CONSIGNE 1: Recopiez tout l'extrait source, depuis "Qu’il est important" jusqu'à "est actuellement confrontée?", en renommant "la Suisse" en "la Confédération".
CONSIGNE 2: Résumez l'extrait source en deux phrases.
CONSIGNE 3: Reprenez l'extrait source sur la SVS et l'OSAV et poursuivez-le après sa dernière phrase.

EXTRAIT SOURCE:
□ □ □ □ □ □ □

Qu’aimeriez-vous transmettre à la SVS?
Qu’il est important de voir les intérêts communs et de mettre de côté les préoccupations personnelles. Les sections devraient réaliser qu’il y a un grand bénéfice à bien fonctionner en tant qu’entité. Intégrer les minorités, c’est ce qui fait la Suisse.
Quels sont, du point de vue de l’OSAV, les plus grands défis auxquels la Suisse est actuellement confrontée?

□ □ □ □ □ □ □

ENREGISTREMENTS FOURNIS:
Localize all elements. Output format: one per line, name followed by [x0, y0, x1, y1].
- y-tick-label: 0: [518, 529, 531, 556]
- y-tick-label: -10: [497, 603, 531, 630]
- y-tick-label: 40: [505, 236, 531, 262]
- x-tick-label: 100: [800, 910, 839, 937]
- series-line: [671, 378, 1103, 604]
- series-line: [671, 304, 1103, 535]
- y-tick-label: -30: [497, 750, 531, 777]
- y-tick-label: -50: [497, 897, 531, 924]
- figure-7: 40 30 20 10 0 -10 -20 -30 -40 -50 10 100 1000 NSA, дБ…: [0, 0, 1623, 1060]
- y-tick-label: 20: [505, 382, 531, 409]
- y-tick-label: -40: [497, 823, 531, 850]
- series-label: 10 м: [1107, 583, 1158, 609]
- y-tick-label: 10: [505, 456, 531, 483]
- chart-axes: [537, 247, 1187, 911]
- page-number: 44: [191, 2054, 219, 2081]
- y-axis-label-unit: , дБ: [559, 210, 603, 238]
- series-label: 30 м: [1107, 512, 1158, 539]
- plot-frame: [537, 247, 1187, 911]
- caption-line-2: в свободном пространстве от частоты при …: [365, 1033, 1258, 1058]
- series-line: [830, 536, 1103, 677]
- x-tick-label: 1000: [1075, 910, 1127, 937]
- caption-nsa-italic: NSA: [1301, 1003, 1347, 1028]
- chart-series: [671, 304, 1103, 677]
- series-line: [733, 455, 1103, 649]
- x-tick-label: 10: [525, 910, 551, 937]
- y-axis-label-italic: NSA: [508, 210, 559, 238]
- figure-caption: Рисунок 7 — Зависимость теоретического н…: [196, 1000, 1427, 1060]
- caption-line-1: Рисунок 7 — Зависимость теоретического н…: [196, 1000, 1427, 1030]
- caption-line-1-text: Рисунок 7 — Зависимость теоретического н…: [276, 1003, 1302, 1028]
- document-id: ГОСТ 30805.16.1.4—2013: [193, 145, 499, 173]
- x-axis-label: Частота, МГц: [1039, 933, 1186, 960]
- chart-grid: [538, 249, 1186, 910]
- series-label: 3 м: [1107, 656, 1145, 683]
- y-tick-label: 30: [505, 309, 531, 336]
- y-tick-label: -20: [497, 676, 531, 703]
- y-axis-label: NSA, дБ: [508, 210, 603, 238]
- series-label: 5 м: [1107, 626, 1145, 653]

□ □ □ □ □ □ □

RÉPONSE ÉCRITE 1:
Qu’il est important de voir les intérêts communs et de mettre de côté les préoccupations personnelles. Les sections devraient réaliser qu’il y a un grand bénéfice à bien fonctionner en tant qu’entité. Intégrer les minorités, c’est ce qui fait la Confédération.
Quels sont, du point de vue de l’OSAV, les plus grands défis auxquels la Confédération est actuellement confrontée?

RÉPONSE ÉCRITE 2: La personne interrogée souhaite rappeler à la SVS qu'il importe de voir les intérêts communs et de laisser de côté les préoccupations personnelles, les sections ayant beaucoup à gagner à bien fonctionner en tant qu'entité. Elle ajoute qu'intégrer les minorités, c'est ce qui fait la Suisse, puis on lui demande quels sont, selon l'OSAV, les plus grands défis actuels du pays.

RÉPONSE ÉCRITE 3:
Dans le domaine vétérinaire, il s’agit de la problématique des épizooties à l’échelle mondiale. Le risque est relativement grand pour nous. Nous sommes de plus en plus confrontés à des maladies, notamment celles à transmission vectorielle. Dans le domaine de l’alimentation, nous savons qu’elle a, avec l’activité physique, un impact marqué sur les maladies non transmissibles: nous mangeons par exemple tout simplement trop de sucre. Et par la voie politique, le peuple devra décider de notre position au sein de l’Europe: nous importons la plus grande partie de nos denrées alimentaires de l’UE et nous y exportons aussi la plupart des denrées alimentaires. Ne serait-il donc pas judicieux d’y être présent contractuellement et d’avoir son mot à dire? L’UE est extrêmement importante pour nous en matière de denrées alimentaires, c’est pourquoi ce domaine doit être aussi bien réglementé que possible. Ce n’est pas une déclaration politique, mais une évaluation technique.
Vous partez à la retraite fin août. Vous êtes président de Vétérinaires Sans Frontières Suisse (VSF-Suisse) et président du conseil d’administration d’Identitas SA. Vous ne comptez donc pas vous reposer pas après la retraite?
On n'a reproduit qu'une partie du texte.